Dataset rows
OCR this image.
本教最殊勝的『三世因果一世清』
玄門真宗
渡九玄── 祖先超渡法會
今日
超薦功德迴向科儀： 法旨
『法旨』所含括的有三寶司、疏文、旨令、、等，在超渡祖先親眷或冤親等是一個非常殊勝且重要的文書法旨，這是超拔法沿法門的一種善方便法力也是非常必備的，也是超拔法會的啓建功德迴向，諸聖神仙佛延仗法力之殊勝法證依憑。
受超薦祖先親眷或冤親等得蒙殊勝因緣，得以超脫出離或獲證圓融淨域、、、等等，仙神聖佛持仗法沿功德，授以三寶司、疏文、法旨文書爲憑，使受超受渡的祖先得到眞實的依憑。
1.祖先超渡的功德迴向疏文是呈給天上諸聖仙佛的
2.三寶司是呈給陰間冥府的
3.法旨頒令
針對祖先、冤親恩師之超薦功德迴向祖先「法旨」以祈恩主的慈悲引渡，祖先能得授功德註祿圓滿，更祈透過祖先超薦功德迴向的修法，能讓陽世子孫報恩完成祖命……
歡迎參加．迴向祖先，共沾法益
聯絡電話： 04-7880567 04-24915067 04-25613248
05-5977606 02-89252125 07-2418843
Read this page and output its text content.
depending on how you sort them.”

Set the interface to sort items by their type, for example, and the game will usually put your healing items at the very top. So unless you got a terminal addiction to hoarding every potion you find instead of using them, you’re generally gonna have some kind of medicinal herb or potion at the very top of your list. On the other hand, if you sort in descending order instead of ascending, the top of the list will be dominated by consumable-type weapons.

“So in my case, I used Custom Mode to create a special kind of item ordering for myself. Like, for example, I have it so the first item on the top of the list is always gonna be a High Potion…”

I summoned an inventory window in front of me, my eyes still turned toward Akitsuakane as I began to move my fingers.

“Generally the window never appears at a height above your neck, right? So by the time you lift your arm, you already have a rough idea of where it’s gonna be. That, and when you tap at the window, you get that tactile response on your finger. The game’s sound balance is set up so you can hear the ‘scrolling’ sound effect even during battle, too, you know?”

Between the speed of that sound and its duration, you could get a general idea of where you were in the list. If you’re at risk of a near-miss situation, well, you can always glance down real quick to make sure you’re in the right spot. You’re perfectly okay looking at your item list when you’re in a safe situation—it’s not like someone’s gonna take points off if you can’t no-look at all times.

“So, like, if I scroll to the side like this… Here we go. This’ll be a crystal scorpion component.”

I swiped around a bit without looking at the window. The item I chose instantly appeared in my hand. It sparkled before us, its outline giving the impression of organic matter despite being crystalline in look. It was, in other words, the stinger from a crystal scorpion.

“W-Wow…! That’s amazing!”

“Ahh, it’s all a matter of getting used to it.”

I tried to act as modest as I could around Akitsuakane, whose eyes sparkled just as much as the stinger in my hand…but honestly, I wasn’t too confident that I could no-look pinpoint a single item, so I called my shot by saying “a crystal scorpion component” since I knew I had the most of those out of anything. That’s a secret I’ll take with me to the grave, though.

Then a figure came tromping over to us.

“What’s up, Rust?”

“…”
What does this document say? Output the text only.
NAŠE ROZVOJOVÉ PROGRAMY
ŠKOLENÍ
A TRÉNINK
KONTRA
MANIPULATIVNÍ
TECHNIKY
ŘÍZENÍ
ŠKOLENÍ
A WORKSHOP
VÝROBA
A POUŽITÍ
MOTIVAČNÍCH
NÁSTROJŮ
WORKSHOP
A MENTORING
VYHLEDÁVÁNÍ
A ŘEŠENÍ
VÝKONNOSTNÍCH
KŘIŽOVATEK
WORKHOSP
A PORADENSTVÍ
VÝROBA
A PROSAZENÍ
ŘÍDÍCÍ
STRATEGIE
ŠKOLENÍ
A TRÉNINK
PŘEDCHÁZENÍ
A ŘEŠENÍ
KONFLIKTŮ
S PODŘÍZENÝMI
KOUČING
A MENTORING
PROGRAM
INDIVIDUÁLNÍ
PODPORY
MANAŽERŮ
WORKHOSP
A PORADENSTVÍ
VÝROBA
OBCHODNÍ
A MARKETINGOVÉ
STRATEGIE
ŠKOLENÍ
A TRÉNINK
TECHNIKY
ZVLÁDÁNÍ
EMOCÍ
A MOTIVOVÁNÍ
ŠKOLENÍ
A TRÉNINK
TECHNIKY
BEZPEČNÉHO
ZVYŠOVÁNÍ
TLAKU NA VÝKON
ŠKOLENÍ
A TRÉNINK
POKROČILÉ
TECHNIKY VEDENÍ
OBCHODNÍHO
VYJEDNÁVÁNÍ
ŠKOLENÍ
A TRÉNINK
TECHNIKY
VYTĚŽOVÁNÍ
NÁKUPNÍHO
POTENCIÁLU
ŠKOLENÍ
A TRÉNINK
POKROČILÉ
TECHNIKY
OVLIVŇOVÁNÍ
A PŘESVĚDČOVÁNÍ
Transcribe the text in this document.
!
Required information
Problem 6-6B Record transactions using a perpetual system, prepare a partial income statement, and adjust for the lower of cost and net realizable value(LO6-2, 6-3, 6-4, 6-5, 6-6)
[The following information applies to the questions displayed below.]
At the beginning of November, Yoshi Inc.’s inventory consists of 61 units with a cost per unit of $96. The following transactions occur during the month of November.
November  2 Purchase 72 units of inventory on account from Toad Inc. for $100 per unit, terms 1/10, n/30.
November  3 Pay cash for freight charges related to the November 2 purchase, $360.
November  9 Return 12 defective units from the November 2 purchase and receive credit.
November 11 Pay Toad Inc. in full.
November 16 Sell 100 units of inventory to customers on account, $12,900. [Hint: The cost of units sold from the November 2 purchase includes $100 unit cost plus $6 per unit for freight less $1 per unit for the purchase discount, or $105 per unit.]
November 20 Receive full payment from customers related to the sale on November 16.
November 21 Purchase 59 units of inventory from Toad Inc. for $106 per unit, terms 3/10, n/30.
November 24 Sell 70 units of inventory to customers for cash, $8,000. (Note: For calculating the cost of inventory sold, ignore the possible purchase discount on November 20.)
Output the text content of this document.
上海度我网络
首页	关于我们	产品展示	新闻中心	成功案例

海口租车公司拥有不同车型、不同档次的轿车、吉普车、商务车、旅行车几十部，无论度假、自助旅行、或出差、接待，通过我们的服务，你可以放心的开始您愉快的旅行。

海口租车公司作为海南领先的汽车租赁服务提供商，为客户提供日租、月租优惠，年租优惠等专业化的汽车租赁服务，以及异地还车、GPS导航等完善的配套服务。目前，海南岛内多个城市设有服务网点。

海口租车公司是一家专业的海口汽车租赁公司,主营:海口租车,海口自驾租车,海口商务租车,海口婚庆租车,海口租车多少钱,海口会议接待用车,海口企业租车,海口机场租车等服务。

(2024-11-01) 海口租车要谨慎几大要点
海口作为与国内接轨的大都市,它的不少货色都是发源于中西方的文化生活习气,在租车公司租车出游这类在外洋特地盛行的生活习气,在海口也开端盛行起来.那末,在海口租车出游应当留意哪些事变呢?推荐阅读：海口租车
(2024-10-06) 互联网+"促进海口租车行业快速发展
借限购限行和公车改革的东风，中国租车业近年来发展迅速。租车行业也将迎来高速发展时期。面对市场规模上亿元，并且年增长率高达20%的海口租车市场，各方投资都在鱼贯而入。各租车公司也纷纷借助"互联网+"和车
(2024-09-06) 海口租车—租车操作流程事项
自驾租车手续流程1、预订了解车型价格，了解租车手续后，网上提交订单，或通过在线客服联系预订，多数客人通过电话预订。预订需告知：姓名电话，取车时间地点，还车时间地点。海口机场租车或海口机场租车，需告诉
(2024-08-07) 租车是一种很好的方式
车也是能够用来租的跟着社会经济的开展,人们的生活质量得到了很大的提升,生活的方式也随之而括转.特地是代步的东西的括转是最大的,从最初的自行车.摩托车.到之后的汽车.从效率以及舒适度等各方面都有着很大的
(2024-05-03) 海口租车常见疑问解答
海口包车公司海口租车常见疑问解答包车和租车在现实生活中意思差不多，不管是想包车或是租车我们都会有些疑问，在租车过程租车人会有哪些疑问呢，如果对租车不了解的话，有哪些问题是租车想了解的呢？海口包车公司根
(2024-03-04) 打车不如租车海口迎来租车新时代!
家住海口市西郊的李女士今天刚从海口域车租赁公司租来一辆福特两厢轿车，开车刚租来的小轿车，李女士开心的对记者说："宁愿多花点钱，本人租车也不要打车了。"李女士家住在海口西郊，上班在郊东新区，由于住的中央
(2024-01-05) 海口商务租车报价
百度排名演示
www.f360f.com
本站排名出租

● **Problem to solve**: Copy exactly the lines from the one containing "Output the text content of this document." through the last line of the records, both included, and nothing else.

● **Correct result**:
Output the text content of this document.
上海度我网络
首页	关于我们	产品展示	新闻中心	成功案例

海口租车公司拥有不同车型、不同档次的轿车、吉普车、商务车、旅行车几十部，无论度假、自助旅行、或出差、接待，通过我们的服务，你可以放心的开始您愉快的旅行。

海口租车公司作为海南领先的汽车租赁服务提供商，为客户提供日租、月租优惠，年租优惠等专业化的汽车租赁服务，以及异地还车、GPS导航等完善的配套服务。目前，海南岛内多个城市设有服务网点。

海口租车公司是一家专业的海口汽车租赁公司,主营:海口租车,海口自驾租车,海口商务租车,海口婚庆租车,海口租车多少钱,海口会议接待用车,海口企业租车,海口机场租车等服务。

(2024-11-01) 海口租车要谨慎几大要点
海口作为与国内接轨的大都市,它的不少货色都是发源于中西方的文化生活习气,在租车公司租车出游这类在外洋特地盛行的生活习气,在海口也开端盛行起来.那末,在海口租车出游应当留意哪些事变呢?推荐阅读：海口租车
(2024-10-06) 互联网+"促进海口租车行业快速发展
借限购限行和公车改革的东风，中国租车业近年来发展迅速。租车行业也将迎来高速发展时期。面对市场规模上亿元，并且年增长率高达20%的海口租车市场，各方投资都在鱼贯而入。各租车公司也纷纷借助"互联网+"和车
(2024-09-06) 海口租车—租车操作流程事项
自驾租车手续流程1、预订了解车型价格，了解租车手续后，网上提交订单，或通过在线客服联系预订，多数客人通过电话预订。预订需告知：姓名电话，取车时间地点，还车时间地点。海口机场租车或海口机场租车，需告诉
(2024-08-07) 租车是一种很好的方式
车也是能够用来租的跟着社会经济的开展,人们的生活质量得到了很大的提升,生活的方式也随之而括转.特地是代步的东西的括转是最大的,从最初的自行车.摩托车.到之后的汽车.从效率以及舒适度等各方面都有着很大的
(2024-05-03) 海口租车常见疑问解答
海口包车公司海口租车常见疑问解答包车和租车在现实生活中意思差不多，不管是想包车或是租车我们都会有些疑问，在租车过程租车人会有哪些疑问呢，如果对租车不了解的话，有哪些问题是租车想了解的呢？海口包车公司根
(2024-03-04) 打车不如租车海口迎来租车新时代!
家住海口市西郊的李女士今天刚从海口域车租赁公司租来一辆福特两厢轿车，开车刚租来的小轿车，李女士开心的对记者说："宁愿多花点钱，本人租车也不要打车了。"李女士家住在海口西郊，上班在郊东新区，由于住的中央
(2024-01-05) 海口商务租车报价
百度排名演示
www.f360f.com
本站排名出租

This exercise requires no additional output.